Begin Data entries
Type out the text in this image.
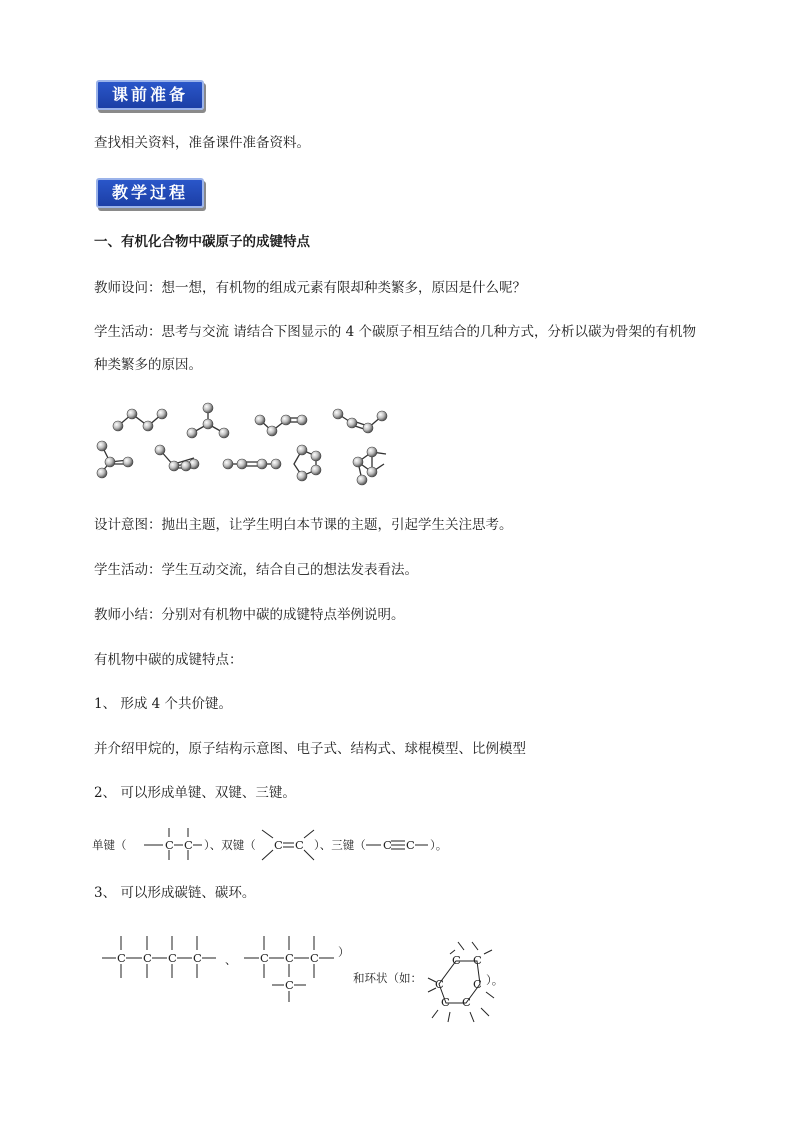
课前准备
查找相关资料，准备课件准备资料。
教学过程
一、有机化合物中碳原子的成键特点
教师设问：想一想，有机物的组成元素有限却种类繁多，原因是什么呢？
学生活动：思考与交流 请结合下图显示的 4 个碳原子相互结合的几种方式，分析以碳为骨架的有机物种类繁多的原因。
设计意图：抛出主题，让学生明白本节课的主题，引起学生关注思考。
学生活动：学生互动交流，结合自己的想法发表看法。
教师小结：分别对有机物中碳的成键特点举例说明。
有机物中碳的成键特点：
1、 形成 4 个共价键。
并介绍甲烷的，原子结构示意图、电子式、结构式、球棍模型、比例模型
2、 可以形成单键、双键、三键。
单键（	C C ）、双键（ C C ）、三键（ C C ）。
3、 可以形成碳链、碳环。
C C C C 、 C C C
C
）
和环状（如：
C C
C	C
C C
）。
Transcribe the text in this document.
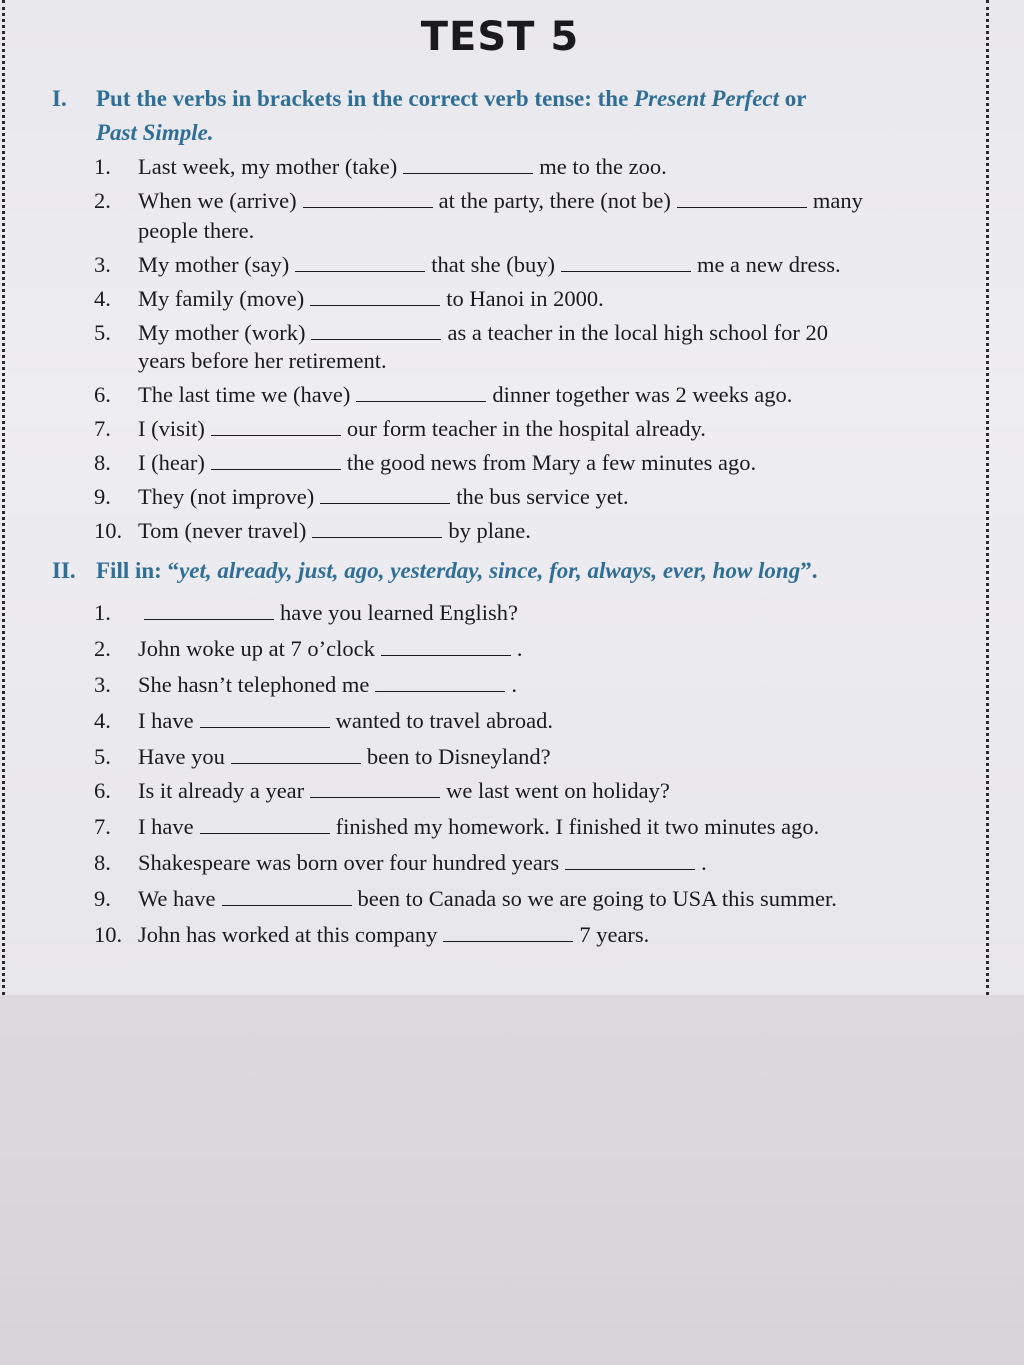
TEST 5
I. Put the verbs in brackets in the correct verb tense: the Present Perfect or
Past Simple.
1. Last week, my mother (take)	me to the zoo.
2. When we (arrive)	at the party, there (not be)	many
people there.
3. My mother (say)	that she (buy)	me a new dress.
4. My family (move)	to Hanoi in 2000.
5. My mother (work)	as a teacher in the local high school for 20
years before her retirement.
6. The last time we (have)	dinner together was 2 weeks ago.
7. I (visit)	our form teacher in the hospital already.
8. I (hear)	the good news from Mary a few minutes ago.
9. They (not improve)	the bus service yet.
10. Tom (never travel)	by plane.
II. Fill in: “yet, already, just, ago, yesterday, since, for, always, ever, how long”.
1.	have you learned English?
2. John woke up at 7 o’clock	.
3. She hasn’t telephoned me	.
4. I have	wanted to travel abroad.
5. Have you	been to Disneyland?
6. Is it already a year	we last went on holiday?
7. I have	finished my homework. I finished it two minutes ago.
8. Shakespeare was born over four hundred years	.
9. We have	been to Canada so we are going to USA this summer.
10. John has worked at this company	7 years.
End Data entries
* **Problem requirements**
Work through the records line by line and tally those holding "minutes". Reply with the number alone.

* **Expected answer**
2